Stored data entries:
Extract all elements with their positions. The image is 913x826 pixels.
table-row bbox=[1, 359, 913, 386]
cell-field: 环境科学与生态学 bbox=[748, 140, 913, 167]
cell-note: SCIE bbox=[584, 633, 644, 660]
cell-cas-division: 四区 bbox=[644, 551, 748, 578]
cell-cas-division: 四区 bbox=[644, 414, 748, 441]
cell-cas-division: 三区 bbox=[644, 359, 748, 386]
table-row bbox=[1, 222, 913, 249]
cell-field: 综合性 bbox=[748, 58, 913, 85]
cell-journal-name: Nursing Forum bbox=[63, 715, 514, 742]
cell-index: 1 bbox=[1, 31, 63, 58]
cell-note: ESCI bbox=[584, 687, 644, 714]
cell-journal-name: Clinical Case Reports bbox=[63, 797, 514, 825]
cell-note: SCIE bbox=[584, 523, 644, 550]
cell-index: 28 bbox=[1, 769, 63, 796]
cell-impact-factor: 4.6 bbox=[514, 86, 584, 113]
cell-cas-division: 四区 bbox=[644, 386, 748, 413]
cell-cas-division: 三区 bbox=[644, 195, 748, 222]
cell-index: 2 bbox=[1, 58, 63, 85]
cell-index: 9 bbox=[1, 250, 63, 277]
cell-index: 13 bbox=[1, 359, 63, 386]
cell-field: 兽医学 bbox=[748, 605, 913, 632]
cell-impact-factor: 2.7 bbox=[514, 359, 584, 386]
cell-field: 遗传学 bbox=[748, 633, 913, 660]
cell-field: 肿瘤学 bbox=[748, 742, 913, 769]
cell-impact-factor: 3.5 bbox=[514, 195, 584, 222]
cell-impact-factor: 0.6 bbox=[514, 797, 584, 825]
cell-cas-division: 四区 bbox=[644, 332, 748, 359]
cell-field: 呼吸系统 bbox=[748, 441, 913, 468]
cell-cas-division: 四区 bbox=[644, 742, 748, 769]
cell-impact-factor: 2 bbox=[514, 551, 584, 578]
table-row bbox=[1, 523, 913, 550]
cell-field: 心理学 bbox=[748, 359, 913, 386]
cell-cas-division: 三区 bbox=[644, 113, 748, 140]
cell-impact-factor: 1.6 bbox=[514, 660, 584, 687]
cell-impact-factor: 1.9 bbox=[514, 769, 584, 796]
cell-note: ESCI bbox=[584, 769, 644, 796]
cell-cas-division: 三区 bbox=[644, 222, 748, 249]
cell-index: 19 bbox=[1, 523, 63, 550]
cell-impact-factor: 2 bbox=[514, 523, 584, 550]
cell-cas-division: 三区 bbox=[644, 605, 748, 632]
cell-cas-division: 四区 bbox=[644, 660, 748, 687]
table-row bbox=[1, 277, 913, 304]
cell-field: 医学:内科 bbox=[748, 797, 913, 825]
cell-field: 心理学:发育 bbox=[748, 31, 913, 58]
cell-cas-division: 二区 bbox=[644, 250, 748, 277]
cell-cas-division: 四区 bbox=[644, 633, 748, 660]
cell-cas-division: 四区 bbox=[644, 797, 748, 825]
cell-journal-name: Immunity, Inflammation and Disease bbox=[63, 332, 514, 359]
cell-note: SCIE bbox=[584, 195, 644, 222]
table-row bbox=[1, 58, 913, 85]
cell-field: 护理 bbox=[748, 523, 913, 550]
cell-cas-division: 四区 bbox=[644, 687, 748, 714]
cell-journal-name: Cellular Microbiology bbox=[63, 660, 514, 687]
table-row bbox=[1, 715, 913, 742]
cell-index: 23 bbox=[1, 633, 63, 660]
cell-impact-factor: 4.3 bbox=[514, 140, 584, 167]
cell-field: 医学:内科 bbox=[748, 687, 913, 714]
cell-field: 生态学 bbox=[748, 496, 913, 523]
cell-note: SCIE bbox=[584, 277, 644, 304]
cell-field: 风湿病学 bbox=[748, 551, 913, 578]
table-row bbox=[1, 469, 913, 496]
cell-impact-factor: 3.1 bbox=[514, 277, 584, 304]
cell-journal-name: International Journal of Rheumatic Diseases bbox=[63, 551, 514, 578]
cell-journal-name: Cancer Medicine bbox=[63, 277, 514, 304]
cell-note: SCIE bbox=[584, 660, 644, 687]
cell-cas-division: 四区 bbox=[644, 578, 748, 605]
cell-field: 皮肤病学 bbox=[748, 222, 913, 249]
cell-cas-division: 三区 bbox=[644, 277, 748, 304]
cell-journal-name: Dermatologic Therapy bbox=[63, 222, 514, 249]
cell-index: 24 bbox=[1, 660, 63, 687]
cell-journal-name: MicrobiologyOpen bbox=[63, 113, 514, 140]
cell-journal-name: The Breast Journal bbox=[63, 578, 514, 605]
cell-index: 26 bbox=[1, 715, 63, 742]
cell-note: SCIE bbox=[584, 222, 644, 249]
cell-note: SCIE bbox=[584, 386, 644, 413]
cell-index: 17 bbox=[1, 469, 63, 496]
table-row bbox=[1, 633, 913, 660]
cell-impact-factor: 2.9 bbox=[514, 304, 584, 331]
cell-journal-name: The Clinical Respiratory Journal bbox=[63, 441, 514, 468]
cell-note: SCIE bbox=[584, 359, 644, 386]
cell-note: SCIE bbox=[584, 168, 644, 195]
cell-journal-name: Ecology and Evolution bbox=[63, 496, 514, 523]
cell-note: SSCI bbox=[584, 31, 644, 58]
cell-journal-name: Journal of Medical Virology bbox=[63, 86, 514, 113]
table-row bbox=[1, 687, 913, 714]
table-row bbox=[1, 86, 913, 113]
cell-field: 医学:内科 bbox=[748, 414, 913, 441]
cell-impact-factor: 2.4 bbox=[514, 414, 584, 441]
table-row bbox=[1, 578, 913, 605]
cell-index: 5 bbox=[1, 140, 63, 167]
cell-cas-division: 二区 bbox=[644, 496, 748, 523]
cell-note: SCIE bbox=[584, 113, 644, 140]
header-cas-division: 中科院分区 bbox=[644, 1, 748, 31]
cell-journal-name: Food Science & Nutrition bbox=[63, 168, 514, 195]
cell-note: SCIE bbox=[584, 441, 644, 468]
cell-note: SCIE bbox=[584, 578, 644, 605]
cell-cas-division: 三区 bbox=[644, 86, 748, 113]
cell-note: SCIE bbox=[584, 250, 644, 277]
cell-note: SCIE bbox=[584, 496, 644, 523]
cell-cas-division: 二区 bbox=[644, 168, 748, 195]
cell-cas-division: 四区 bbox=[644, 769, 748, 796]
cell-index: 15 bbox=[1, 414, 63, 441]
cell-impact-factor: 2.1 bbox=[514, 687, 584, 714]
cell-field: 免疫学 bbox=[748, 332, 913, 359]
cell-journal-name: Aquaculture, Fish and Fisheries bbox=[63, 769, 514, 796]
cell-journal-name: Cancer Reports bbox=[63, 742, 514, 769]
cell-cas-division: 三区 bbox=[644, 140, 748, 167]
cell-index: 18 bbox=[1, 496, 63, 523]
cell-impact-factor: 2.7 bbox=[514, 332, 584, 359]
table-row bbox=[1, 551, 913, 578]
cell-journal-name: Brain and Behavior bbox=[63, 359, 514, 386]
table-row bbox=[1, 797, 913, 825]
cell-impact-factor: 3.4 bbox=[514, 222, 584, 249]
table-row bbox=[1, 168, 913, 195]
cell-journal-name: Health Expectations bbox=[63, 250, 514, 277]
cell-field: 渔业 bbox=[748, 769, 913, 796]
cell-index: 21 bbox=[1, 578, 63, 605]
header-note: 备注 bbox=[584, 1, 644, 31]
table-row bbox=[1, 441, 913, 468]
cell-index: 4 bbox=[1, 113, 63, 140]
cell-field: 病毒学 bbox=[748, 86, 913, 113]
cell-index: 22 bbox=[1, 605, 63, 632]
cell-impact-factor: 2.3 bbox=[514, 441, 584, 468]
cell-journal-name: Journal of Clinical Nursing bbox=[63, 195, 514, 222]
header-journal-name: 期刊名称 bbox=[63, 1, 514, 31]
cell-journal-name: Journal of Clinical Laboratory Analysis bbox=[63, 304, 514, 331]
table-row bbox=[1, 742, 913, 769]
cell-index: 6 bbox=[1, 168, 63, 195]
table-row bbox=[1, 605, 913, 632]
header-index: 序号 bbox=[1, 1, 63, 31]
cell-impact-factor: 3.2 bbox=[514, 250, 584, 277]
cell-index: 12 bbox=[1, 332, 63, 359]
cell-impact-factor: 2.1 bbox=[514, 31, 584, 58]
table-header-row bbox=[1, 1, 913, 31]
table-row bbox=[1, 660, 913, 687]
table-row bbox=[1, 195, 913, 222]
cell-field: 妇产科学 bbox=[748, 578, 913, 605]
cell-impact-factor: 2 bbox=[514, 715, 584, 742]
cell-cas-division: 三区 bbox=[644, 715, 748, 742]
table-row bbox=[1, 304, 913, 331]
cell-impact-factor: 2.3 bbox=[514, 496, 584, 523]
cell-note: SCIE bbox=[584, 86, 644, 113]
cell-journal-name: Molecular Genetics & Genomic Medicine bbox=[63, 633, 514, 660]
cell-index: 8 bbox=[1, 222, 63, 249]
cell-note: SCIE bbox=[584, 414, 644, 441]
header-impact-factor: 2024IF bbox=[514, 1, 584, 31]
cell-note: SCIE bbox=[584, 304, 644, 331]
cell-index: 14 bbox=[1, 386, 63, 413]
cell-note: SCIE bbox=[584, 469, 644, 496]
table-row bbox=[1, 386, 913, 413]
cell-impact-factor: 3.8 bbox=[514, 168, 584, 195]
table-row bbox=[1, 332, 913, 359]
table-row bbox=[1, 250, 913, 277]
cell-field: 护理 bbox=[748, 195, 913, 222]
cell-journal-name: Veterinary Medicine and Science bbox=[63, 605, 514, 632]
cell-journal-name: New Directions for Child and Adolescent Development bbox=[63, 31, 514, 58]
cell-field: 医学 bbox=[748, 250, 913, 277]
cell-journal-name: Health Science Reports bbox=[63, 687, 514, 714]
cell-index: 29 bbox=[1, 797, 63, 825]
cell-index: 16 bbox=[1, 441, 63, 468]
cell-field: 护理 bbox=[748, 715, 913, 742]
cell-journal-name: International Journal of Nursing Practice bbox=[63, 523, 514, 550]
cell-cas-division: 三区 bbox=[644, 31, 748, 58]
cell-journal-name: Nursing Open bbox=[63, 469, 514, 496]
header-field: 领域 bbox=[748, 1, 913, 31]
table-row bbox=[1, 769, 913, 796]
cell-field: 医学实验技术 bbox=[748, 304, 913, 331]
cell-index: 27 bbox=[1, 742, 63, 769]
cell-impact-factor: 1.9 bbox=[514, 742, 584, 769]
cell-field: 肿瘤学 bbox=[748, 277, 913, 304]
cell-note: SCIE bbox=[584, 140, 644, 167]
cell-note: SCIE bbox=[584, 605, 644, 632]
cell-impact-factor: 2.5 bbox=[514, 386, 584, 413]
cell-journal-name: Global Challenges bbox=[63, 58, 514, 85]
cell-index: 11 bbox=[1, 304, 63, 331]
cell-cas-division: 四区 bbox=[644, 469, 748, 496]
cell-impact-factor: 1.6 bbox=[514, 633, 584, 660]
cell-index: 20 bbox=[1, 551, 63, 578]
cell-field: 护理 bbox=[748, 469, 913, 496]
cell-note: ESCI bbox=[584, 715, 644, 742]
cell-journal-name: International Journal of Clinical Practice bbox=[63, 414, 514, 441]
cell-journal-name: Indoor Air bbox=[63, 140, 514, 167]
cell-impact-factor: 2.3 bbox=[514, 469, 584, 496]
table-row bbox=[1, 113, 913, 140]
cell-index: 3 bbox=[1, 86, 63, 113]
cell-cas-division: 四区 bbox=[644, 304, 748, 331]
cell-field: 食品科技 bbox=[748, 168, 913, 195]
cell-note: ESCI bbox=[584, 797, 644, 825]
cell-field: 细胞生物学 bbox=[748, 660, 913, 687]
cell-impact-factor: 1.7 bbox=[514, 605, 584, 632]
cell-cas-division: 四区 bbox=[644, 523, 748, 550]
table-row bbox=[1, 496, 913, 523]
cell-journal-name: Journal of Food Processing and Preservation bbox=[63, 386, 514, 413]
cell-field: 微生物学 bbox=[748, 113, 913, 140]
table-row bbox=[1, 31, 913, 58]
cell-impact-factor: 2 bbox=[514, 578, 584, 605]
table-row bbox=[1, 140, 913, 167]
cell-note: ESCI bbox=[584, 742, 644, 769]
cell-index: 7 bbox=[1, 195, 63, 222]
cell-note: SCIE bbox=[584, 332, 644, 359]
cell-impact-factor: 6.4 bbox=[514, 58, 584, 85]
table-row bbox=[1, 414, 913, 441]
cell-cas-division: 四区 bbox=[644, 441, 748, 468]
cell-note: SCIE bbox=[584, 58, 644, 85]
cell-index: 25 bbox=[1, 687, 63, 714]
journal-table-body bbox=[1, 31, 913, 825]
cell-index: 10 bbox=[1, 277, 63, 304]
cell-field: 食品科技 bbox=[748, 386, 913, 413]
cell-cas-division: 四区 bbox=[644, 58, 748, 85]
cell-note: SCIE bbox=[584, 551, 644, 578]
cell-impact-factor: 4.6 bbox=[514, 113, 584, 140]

■ What is required:
Of the lines in the data, report each one containing the string "Health".

■ Exercise result:
cell-journal-name: Health Expectations bbox=[63, 250, 514, 277]
cell-journal-name: Health Science Reports bbox=[63, 687, 514, 714]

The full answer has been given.